** begin Quoted text **

HONORABLE DAVID R. GOODSON,
JUDGE
STATE OF ARKANSAS
APPELLEE
AFFIRMED
Appellant Matthew Rusak entered unconditional pleas of guilty to the offense of
committing a terroristic act and to a sentencing enhancement penalty for committing a
felony with a firearm pursuant to Arkansas Code Annotated section 16-90-120 (Supp.
2001). Rusak elected to be sentenced by the trial court rather than a jury. After the
sentencing hearing, the trial judge sentenced Rusak to ten years in the Arkansas
Department of Correction, followed by a ten-year suspended imposition of sentence for
the offense of committing a terroristic act; ordered Rusak to pay $200 in court costs and
$250 in restitution to one of the victims; and sentenced him to five years in the Arkansas
Department of Correction on the enhancement penalty for utilizing a firearm in the
commission of a felony, with that sentence to be served consecutively to the ten-year
sentence for the commission of a terroristic act. After the sentencing hearing, Rusak filed
a verified petition to correct, vacate, or modify sentence, in which he argued that his
sentence was excessive relative to the presumptive sentence for the offenses; that the trial
court failed to weigh any mitigating factors; and that the trial court incorrectly applied the
aggravating factors set forth in the departure report.
The trial court denied Rusak’s
petition. Rusak timely filed his notice of appeal, arguing that the trial court erred because
it either did not exercise its discretion or abused its discretion by failing to consider the
mitigating factors presented at his sentencing hearing. We affirm.

** end Quoted text **
** begin Recorded information **

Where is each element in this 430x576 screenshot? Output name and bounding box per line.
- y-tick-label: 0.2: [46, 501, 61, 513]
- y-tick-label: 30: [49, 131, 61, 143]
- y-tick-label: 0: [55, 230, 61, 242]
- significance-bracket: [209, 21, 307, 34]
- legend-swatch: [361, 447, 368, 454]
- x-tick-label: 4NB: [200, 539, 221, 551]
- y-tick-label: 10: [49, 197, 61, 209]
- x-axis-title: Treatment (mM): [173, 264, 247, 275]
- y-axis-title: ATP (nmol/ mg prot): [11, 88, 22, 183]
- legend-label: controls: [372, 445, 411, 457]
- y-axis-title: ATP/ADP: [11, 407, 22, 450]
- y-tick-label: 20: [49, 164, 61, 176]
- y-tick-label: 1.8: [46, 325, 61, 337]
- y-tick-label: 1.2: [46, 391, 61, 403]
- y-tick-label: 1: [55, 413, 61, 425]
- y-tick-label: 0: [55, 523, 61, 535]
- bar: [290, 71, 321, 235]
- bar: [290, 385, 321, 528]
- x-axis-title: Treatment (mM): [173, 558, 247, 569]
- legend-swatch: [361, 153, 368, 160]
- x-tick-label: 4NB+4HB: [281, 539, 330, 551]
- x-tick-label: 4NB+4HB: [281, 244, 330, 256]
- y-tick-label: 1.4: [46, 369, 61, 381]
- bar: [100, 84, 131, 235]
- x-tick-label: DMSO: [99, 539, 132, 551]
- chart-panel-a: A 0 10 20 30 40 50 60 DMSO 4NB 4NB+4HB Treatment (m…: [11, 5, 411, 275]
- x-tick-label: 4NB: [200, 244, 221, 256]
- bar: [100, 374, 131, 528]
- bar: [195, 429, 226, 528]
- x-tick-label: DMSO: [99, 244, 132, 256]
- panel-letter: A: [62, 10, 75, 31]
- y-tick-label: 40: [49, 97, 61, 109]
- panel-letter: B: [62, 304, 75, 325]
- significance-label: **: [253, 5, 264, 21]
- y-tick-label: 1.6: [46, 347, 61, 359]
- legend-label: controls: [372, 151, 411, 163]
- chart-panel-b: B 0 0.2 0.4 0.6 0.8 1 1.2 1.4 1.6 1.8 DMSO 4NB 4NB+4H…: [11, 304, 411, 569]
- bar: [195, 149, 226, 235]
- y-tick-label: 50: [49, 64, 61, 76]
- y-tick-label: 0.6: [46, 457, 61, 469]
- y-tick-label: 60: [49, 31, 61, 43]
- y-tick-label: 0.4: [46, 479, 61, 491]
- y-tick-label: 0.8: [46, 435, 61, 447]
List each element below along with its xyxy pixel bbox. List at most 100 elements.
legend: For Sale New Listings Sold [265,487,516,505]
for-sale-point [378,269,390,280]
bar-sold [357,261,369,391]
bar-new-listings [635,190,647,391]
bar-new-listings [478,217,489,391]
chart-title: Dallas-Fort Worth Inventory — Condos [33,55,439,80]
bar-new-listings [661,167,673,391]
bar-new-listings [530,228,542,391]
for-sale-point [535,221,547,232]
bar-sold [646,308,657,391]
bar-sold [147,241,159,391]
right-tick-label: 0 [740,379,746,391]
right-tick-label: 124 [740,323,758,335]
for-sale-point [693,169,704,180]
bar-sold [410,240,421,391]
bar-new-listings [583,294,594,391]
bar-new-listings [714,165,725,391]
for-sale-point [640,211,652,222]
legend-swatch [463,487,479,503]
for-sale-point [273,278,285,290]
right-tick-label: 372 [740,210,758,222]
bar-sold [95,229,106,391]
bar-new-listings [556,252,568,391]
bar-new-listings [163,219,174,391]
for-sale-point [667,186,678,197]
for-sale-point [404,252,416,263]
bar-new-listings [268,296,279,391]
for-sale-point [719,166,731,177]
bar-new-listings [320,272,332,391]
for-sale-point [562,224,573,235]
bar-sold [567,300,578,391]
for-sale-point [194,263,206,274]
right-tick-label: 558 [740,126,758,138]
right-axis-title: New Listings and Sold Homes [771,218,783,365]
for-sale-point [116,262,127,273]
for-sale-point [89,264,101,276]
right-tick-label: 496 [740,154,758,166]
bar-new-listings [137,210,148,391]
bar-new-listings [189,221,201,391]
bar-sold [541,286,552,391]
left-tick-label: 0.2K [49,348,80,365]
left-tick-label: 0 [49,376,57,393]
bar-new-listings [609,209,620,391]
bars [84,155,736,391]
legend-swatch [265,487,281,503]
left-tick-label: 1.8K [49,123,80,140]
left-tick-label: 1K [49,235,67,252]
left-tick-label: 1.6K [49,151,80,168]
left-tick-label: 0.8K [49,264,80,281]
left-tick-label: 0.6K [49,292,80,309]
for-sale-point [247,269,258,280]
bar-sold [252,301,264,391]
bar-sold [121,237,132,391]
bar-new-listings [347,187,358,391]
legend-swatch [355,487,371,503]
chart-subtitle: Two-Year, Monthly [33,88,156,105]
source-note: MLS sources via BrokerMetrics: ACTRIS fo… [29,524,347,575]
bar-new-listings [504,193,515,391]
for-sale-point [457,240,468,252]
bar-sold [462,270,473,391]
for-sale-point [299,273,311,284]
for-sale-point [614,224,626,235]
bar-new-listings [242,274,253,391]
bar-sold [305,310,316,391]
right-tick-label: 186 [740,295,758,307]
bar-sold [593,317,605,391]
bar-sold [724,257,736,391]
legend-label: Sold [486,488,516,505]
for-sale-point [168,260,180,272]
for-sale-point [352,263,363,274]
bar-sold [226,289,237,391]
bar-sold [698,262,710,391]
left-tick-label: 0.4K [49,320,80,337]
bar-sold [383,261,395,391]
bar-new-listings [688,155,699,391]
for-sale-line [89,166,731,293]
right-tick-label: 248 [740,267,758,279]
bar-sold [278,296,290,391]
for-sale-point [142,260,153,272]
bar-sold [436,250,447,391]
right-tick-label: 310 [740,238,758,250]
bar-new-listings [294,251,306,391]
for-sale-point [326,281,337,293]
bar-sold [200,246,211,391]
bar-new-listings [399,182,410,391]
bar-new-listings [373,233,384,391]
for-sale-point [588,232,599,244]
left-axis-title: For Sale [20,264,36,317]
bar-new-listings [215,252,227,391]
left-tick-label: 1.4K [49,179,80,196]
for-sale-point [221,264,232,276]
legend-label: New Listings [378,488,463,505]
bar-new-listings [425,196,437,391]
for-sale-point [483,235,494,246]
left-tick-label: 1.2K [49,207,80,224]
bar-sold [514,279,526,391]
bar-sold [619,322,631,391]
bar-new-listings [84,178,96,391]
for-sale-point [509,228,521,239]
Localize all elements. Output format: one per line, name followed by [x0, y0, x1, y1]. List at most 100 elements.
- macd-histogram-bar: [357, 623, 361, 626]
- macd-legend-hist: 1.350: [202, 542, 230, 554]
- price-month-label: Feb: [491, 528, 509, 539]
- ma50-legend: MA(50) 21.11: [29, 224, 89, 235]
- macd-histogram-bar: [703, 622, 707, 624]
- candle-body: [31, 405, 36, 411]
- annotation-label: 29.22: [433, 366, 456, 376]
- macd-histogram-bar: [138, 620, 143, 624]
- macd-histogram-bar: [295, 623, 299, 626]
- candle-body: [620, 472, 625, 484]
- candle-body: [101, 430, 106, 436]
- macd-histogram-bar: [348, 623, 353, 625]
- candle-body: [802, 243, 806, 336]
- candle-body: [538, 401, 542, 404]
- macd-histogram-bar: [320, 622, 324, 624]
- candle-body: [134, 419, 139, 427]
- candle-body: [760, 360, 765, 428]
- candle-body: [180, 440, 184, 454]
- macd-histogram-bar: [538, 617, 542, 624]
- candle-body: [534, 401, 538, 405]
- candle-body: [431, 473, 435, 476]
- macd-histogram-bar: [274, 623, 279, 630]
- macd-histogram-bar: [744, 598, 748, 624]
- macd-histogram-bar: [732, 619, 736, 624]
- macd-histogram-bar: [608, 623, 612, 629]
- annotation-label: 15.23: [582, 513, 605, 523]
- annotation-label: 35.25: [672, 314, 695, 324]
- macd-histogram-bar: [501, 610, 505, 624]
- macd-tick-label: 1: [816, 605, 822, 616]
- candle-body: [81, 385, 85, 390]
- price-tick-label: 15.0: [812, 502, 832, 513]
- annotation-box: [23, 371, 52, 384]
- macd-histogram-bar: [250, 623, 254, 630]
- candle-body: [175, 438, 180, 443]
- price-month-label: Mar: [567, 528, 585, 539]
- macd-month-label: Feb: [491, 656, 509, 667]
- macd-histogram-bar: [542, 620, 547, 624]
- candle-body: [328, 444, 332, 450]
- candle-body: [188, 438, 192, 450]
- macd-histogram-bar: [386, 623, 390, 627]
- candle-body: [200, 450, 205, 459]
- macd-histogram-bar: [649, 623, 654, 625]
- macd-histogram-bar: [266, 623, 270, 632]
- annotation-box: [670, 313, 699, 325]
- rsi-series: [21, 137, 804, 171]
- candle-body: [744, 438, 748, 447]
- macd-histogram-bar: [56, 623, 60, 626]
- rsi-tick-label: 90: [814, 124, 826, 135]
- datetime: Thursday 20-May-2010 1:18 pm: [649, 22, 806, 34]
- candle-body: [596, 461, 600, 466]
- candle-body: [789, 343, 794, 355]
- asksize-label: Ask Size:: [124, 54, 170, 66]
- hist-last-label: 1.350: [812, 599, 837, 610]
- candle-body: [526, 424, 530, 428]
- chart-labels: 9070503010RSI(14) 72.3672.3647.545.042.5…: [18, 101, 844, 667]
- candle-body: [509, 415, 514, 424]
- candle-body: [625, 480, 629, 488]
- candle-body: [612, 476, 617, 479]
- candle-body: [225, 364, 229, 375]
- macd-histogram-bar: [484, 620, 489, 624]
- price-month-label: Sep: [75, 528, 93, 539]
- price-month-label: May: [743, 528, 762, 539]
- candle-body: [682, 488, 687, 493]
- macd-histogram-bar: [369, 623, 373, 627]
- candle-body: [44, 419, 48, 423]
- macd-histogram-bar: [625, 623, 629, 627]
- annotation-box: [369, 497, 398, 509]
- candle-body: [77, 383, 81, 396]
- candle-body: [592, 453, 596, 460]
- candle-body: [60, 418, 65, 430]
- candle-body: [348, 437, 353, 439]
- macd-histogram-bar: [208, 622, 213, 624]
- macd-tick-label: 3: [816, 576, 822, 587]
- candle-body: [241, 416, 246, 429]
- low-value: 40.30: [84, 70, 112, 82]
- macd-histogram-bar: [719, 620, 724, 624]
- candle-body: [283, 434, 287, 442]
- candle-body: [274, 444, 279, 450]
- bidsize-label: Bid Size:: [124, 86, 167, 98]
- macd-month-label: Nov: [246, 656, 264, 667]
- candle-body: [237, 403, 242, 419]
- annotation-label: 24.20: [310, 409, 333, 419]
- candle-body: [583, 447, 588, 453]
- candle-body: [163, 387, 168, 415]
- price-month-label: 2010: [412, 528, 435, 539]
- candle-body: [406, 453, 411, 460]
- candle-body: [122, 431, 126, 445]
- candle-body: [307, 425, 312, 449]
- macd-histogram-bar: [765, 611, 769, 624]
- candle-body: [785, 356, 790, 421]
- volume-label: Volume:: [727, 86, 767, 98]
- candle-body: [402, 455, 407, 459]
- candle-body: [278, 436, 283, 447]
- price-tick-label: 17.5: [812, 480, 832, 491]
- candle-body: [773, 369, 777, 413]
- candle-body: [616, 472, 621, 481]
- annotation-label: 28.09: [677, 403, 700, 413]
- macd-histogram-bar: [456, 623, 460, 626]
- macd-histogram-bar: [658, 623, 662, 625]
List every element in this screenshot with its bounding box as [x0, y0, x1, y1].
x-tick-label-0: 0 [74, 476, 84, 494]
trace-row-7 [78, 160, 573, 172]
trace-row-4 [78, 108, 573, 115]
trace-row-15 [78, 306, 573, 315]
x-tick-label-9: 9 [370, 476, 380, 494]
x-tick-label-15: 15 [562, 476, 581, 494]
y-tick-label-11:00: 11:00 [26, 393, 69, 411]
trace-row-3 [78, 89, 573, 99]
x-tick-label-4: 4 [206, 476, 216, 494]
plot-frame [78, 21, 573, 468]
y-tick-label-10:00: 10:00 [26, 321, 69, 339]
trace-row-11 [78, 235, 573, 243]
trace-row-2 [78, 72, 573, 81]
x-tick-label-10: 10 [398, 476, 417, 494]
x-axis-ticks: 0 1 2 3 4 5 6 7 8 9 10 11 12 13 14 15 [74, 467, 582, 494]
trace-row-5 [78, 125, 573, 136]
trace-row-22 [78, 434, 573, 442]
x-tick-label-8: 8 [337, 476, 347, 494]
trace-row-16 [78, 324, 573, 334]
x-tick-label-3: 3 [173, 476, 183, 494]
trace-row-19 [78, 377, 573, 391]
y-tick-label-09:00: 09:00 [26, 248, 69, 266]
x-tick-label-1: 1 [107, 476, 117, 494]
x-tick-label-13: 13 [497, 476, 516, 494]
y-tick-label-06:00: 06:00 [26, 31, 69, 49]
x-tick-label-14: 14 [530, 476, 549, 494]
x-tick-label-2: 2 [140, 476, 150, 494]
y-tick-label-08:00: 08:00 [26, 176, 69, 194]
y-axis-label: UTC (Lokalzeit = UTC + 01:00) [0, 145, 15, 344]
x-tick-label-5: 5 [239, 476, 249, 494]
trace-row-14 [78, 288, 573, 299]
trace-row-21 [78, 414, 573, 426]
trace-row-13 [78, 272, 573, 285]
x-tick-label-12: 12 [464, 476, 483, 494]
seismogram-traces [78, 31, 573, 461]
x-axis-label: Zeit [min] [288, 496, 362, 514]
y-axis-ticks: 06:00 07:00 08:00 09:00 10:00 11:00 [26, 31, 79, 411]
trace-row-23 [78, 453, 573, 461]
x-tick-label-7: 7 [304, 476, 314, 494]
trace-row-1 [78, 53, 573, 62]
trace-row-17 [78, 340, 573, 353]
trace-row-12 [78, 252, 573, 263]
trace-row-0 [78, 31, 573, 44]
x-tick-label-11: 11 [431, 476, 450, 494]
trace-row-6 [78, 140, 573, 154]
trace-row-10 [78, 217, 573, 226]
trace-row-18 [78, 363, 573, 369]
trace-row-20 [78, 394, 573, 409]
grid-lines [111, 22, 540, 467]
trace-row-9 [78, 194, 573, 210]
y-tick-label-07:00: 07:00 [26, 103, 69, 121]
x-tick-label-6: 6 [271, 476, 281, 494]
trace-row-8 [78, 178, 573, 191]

** end Recorded information **

Direction
Write the next part of the Arkansas court opinion on Matthew Rusak's sentencing appeal, picking up after its final sentence. The items aren't needed for this exercise.

Result
We first note that appellant only abstracted testimony that is favorable to his
position on appeal; he failed to abstract any of the testimony from the State’s case-in-chief
at the sentencing hearing; and the State failed to supplement the abstract with this
testimony. However, this missing evidence is very helpful in piecing together the events
that formed the basis both for appellant’s guilty pleas and the trial court’s sentencing, and
we can go to the record to affirm, see Advocat, Inc. v. Sauer, 353 Ark. 29, 111 S.W.3d 346
(2003), cert. denied, 540 U.S. 1012 (2003); therefore it is not necessary to prolong the
disposition of this case by remanding it due to abstracting deficiencies.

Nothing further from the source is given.